*Given problem*: Give the total number of lines with the word "область" in them, and no other words.

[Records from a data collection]
>>>
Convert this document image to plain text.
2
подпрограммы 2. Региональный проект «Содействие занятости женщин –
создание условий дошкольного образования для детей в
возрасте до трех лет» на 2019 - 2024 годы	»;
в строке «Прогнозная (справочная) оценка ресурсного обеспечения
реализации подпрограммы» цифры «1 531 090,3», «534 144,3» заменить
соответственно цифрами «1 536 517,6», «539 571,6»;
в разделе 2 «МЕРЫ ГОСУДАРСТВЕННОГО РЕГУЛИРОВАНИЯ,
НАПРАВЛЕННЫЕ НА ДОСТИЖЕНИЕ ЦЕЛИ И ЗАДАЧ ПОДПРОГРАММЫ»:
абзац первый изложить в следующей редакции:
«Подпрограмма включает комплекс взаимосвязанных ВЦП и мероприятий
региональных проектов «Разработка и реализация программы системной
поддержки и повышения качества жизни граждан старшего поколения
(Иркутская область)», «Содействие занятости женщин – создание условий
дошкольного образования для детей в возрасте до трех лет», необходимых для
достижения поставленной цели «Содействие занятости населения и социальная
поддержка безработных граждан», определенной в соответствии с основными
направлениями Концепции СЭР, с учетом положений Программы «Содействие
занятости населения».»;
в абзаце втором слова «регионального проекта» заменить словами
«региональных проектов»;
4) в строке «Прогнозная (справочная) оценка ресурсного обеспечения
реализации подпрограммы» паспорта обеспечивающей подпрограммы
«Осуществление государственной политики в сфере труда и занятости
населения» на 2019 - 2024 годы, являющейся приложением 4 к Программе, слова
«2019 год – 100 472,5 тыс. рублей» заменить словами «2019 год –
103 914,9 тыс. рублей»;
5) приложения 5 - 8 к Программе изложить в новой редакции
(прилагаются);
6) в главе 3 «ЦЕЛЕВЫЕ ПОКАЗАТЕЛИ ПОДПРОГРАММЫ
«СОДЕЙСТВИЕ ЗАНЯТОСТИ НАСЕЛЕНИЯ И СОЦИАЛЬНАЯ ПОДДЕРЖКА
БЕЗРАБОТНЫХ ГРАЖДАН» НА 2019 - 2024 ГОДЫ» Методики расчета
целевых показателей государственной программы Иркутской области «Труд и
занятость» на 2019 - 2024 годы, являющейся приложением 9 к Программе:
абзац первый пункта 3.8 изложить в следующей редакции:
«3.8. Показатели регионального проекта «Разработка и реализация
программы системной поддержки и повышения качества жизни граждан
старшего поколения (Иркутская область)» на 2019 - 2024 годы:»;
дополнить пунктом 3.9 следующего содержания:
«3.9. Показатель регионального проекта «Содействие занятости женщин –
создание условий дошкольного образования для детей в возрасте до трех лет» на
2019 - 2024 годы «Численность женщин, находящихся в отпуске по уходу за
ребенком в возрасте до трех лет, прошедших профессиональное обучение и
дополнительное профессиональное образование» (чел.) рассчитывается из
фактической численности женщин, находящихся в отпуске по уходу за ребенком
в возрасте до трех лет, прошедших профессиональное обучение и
<<<
*Exercise response*: 2